--- Supplied material ---
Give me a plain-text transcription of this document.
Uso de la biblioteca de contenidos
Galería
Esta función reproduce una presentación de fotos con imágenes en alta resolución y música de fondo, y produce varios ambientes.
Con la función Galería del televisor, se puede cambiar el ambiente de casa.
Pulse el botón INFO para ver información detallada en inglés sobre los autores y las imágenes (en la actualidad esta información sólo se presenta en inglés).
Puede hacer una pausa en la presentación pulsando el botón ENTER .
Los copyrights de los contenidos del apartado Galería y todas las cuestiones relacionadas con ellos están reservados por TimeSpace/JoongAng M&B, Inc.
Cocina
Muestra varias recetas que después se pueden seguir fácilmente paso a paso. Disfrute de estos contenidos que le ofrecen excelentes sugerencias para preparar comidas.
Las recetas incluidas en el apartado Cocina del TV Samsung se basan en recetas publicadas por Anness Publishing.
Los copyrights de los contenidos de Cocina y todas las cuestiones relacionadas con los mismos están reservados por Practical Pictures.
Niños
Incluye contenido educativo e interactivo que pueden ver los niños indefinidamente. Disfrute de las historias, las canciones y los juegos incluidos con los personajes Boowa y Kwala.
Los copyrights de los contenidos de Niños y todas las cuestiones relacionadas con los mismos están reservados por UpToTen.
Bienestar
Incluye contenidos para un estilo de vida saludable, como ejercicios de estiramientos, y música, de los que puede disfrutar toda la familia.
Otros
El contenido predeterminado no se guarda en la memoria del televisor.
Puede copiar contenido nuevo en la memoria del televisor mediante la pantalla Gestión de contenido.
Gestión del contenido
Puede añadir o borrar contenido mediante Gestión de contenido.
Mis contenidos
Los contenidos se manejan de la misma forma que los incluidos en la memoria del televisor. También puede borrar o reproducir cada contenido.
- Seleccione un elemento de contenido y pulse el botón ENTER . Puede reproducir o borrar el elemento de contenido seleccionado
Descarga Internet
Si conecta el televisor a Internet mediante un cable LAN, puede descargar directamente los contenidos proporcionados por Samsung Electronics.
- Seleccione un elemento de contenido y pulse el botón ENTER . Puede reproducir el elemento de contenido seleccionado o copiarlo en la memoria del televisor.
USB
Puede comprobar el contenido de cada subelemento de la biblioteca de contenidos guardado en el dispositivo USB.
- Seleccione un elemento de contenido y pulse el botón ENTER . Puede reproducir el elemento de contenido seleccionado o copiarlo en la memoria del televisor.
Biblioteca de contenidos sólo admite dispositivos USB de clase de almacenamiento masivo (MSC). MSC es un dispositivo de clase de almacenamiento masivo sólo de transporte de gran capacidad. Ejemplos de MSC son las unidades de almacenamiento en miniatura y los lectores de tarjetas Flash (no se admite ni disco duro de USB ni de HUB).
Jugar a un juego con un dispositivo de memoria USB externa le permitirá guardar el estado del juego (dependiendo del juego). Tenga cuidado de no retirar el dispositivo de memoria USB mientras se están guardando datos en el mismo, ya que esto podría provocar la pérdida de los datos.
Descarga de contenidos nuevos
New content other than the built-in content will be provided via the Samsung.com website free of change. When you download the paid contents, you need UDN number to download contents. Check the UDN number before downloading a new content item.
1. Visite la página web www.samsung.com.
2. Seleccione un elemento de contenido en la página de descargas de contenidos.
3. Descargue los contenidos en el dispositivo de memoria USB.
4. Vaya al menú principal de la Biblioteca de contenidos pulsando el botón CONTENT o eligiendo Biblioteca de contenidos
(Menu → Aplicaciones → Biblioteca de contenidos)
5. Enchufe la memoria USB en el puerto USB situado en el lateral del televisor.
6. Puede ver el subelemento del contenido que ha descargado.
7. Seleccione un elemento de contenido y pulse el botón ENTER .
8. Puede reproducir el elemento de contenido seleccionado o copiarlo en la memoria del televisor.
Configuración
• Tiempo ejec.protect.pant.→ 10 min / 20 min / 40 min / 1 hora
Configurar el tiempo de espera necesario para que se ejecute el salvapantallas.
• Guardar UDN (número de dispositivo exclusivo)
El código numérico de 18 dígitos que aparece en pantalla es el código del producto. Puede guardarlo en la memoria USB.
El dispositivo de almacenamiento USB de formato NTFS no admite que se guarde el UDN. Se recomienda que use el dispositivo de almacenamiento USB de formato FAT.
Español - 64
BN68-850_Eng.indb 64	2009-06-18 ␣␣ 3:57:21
---
Task brief
Of all the entries above, how many lines contain "relacionadas"? Give the number alone.

Exercise response
3